* _WHAT YOU HAVE TO DO_
Copy out all the data, word for word.

* _EXERCISE INPUTS_
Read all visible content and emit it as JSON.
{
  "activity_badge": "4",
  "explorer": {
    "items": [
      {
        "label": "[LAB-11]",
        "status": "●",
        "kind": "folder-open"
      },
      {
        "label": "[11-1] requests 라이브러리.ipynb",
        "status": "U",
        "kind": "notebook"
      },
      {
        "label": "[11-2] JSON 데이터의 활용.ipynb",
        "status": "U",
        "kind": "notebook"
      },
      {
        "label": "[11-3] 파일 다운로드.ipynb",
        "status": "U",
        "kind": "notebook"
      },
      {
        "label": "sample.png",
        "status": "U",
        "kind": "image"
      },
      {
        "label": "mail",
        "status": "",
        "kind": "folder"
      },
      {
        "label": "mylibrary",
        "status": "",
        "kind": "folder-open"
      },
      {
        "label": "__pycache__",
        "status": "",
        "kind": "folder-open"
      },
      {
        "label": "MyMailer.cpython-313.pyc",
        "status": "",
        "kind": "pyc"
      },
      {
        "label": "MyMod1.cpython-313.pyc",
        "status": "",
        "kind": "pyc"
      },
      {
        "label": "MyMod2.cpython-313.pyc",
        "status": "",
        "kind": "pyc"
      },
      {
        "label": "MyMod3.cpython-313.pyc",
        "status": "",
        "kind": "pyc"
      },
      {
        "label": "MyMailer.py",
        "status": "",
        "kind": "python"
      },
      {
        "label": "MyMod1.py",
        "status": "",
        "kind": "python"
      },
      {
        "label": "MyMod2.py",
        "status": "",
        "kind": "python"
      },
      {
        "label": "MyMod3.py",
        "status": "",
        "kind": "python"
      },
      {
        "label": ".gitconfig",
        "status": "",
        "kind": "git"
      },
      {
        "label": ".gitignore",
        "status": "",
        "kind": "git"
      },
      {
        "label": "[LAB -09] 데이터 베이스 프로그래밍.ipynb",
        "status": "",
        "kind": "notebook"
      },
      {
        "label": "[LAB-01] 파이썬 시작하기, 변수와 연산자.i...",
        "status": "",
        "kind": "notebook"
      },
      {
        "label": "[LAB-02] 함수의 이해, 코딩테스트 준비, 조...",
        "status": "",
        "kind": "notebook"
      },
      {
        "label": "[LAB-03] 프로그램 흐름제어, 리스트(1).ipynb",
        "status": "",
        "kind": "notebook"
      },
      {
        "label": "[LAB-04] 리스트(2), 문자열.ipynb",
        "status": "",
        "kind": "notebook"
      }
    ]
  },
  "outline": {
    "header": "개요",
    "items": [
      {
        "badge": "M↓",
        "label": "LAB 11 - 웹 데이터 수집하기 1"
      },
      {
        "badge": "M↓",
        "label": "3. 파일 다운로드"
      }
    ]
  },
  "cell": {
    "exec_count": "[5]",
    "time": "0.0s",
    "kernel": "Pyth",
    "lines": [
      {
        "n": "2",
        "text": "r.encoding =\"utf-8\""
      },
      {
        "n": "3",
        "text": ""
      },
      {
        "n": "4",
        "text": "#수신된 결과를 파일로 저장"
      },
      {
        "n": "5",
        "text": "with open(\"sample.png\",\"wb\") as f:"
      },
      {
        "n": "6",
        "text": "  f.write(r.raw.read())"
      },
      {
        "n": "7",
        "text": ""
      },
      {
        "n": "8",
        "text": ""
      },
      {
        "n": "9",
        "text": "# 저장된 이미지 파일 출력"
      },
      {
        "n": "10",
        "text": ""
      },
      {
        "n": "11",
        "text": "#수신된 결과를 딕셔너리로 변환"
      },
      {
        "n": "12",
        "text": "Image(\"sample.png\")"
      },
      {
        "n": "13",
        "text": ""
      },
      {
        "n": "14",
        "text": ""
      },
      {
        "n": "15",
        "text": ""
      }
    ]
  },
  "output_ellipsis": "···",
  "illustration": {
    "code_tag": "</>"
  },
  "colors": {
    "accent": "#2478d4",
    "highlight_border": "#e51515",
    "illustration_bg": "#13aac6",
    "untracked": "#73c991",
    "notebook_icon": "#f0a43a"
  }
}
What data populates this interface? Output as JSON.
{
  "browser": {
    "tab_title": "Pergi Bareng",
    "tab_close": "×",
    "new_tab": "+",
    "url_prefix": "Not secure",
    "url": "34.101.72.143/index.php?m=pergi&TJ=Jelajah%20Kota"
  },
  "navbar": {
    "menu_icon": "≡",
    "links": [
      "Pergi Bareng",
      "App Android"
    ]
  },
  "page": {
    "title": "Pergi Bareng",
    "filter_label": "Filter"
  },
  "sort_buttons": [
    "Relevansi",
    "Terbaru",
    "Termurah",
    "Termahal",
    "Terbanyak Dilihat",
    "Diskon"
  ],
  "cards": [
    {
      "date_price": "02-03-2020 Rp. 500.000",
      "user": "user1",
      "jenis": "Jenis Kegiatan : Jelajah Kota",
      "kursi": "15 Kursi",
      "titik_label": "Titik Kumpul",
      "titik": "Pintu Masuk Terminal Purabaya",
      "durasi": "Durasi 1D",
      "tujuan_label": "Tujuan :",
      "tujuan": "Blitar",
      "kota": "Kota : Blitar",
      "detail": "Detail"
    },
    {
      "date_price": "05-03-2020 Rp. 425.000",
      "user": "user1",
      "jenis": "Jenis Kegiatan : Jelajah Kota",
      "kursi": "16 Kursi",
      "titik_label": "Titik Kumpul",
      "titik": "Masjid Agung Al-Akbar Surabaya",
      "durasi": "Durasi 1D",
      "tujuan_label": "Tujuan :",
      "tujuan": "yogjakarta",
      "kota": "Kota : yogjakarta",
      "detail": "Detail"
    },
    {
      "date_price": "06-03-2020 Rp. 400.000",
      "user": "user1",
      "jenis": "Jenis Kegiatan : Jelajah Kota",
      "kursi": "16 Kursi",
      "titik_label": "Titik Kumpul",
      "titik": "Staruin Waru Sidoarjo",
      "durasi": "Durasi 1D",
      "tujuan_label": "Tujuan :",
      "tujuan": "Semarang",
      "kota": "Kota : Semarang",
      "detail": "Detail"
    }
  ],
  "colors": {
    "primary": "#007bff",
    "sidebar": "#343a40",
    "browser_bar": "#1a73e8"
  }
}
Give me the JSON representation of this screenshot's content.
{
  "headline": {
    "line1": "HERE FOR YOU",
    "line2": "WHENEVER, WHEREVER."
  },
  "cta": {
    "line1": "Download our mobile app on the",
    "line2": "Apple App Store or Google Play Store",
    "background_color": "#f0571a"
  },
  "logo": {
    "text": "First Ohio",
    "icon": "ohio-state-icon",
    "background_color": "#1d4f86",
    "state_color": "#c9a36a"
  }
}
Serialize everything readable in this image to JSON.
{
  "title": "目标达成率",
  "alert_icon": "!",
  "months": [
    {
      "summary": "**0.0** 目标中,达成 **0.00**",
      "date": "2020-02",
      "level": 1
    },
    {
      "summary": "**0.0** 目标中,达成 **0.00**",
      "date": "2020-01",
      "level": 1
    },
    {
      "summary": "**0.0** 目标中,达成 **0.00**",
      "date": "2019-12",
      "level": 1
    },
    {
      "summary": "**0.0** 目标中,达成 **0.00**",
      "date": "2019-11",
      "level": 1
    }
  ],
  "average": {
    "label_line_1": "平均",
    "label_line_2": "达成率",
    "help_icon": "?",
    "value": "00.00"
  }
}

* _SOLUTION_
Read all visible content and emit it as JSON.
{
  "activity_badge": "4",
  "explorer": {
    "items": [
      {
        "label": "[LAB-11]",
        "status": "●",
        "kind": "folder-open"
      },
      {
        "label": "[11-1] requests 라이브러리.ipynb",
        "status": "U",
        "kind": "notebook"
      },
      {
        "label": "[11-2] JSON 데이터의 활용.ipynb",
        "status": "U",
        "kind": "notebook"
      },
      {
        "label": "[11-3] 파일 다운로드.ipynb",
        "status": "U",
        "kind": "notebook"
      },
      {
        "label": "sample.png",
        "status": "U",
        "kind": "image"
      },
      {
        "label": "mail",
        "status": "",
        "kind": "folder"
      },
      {
        "label": "mylibrary",
        "status": "",
        "kind": "folder-open"
      },
      {
        "label": "__pycache__",
        "status": "",
        "kind": "folder-open"
      },
      {
        "label": "MyMailer.cpython-313.pyc",
        "status": "",
        "kind": "pyc"
      },
      {
        "label": "MyMod1.cpython-313.pyc",
        "status": "",
        "kind": "pyc"
      },
      {
        "label": "MyMod2.cpython-313.pyc",
        "status": "",
        "kind": "pyc"
      },
      {
        "label": "MyMod3.cpython-313.pyc",
        "status": "",
        "kind": "pyc"
      },
      {
        "label": "MyMailer.py",
        "status": "",
        "kind": "python"
      },
      {
        "label": "MyMod1.py",
        "status": "",
        "kind": "python"
      },
      {
        "label": "MyMod2.py",
        "status": "",
        "kind": "python"
      },
      {
        "label": "MyMod3.py",
        "status": "",
        "kind": "python"
      },
      {
        "label": ".gitconfig",
        "status": "",
        "kind": "git"
      },
      {
        "label": ".gitignore",
        "status": "",
        "kind": "git"
      },
      {
        "label": "[LAB -09] 데이터 베이스 프로그래밍.ipynb",
        "status": "",
        "kind": "notebook"
      },
      {
        "label": "[LAB-01] 파이썬 시작하기, 변수와 연산자.i...",
        "status": "",
        "kind": "notebook"
      },
      {
        "label": "[LAB-02] 함수의 이해, 코딩테스트 준비, 조...",
        "status": "",
        "kind": "notebook"
      },
      {
        "label": "[LAB-03] 프로그램 흐름제어, 리스트(1).ipynb",
        "status": "",
        "kind": "notebook"
      },
      {
        "label": "[LAB-04] 리스트(2), 문자열.ipynb",
        "status": "",
        "kind": "notebook"
      }
    ]
  },
  "outline": {
    "header": "개요",
    "items": [
      {
        "badge": "M↓",
        "label": "LAB 11 - 웹 데이터 수집하기 1"
      },
      {
        "badge": "M↓",
        "label": "3. 파일 다운로드"
      }
    ]
  },
  "cell": {
    "exec_count": "[5]",
    "time": "0.0s",
    "kernel": "Pyth",
    "lines": [
      {
        "n": "2",
        "text": "r.encoding =\"utf-8\""
      },
      {
        "n": "3",
        "text": ""
      },
      {
        "n": "4",
        "text": "#수신된 결과를 파일로 저장"
      },
      {
        "n": "5",
        "text": "with open(\"sample.png\",\"wb\") as f:"
      },
      {
        "n": "6",
        "text": "  f.write(r.raw.read())"
      },
      {
        "n": "7",
        "text": ""
      },
      {
        "n": "8",
        "text": ""
      },
      {
        "n": "9",
        "text": "# 저장된 이미지 파일 출력"
      },
      {
        "n": "10",
        "text": ""
      },
      {
        "n": "11",
        "text": "#수신된 결과를 딕셔너리로 변환"
      },
      {
        "n": "12",
        "text": "Image(\"sample.png\")"
      },
      {
        "n": "13",
        "text": ""
      },
      {
        "n": "14",
        "text": ""
      },
      {
        "n": "15",
        "text": ""
      }
    ]
  },
  "output_ellipsis": "···",
  "illustration": {
    "code_tag": "</>"
  },
  "colors": {
    "accent": "#2478d4",
    "highlight_border": "#e51515",
    "illustration_bg": "#13aac6",
    "untracked": "#73c991",
    "notebook_icon": "#f0a43a"
  }
}
What data populates this interface? Output as JSON.
{
  "browser": {
    "tab_title": "Pergi Bareng",
    "tab_close": "×",
    "new_tab": "+",
    "url_prefix": "Not secure",
    "url": "34.101.72.143/index.php?m=pergi&TJ=Jelajah%20Kota"
  },
  "navbar": {
    "menu_icon": "≡",
    "links": [
      "Pergi Bareng",
      "App Android"
    ]
  },
  "page": {
    "title": "Pergi Bareng",
    "filter_label": "Filter"
  },
  "sort_buttons": [
    "Relevansi",
    "Terbaru",
    "Termurah",
    "Termahal",
    "Terbanyak Dilihat",
    "Diskon"
  ],
  "cards": [
    {
      "date_price": "02-03-2020 Rp. 500.000",
      "user": "user1",
      "jenis": "Jenis Kegiatan : Jelajah Kota",
      "kursi": "15 Kursi",
      "titik_label": "Titik Kumpul",
      "titik": "Pintu Masuk Terminal Purabaya",
      "durasi": "Durasi 1D",
      "tujuan_label": "Tujuan :",
      "tujuan": "Blitar",
      "kota": "Kota : Blitar",
      "detail": "Detail"
    },
    {
      "date_price": "05-03-2020 Rp. 425.000",
      "user": "user1",
      "jenis": "Jenis Kegiatan : Jelajah Kota",
      "kursi": "16 Kursi",
      "titik_label": "Titik Kumpul",
      "titik": "Masjid Agung Al-Akbar Surabaya",
      "durasi": "Durasi 1D",
      "tujuan_label": "Tujuan :",
      "tujuan": "yogjakarta",
      "kota": "Kota : yogjakarta",
      "detail": "Detail"
    },
    {
      "date_price": "06-03-2020 Rp. 400.000",
      "user": "user1",
      "jenis": "Jenis Kegiatan : Jelajah Kota",
      "kursi": "16 Kursi",
      "titik_label": "Titik Kumpul",
      "titik": "Staruin Waru Sidoarjo",
      "durasi": "Durasi 1D",
      "tujuan_label": "Tujuan :",
      "tujuan": "Semarang",
      "kota": "Kota : Semarang",
      "detail": "Detail"
    }
  ],
  "colors": {
    "primary": "#007bff",
    "sidebar": "#343a40",
    "browser_bar": "#1a73e8"
  }
}
Give me the JSON representation of this screenshot's content.
{
  "headline": {
    "line1": "HERE FOR YOU",
    "line2": "WHENEVER, WHEREVER."
  },
  "cta": {
    "line1": "Download our mobile app on the",
    "line2": "Apple App Store or Google Play Store",
    "background_color": "#f0571a"
  },
  "logo": {
    "text": "First Ohio",
    "icon": "ohio-state-icon",
    "background_color": "#1d4f86",
    "state_color": "#c9a36a"
  }
}
Serialize everything readable in this image to JSON.
{
  "title": "目标达成率",
  "alert_icon": "!",
  "months": [
    {
      "summary": "**0.0** 目标中,达成 **0.00**",
      "date": "2020-02",
      "level": 1
    },
    {
      "summary": "**0.0** 目标中,达成 **0.00**",
      "date": "2020-01",
      "level": 1
    },
    {
      "summary": "**0.0** 目标中,达成 **0.00**",
      "date": "2019-12",
      "level": 1
    },
    {
      "summary": "**0.0** 目标中,达成 **0.00**",
      "date": "2019-11",
      "level": 1
    }
  ],
  "average": {
    "label_line_1": "平均",
    "label_line_2": "达成率",
    "help_icon": "?",
    "value": "00.00"
  }
}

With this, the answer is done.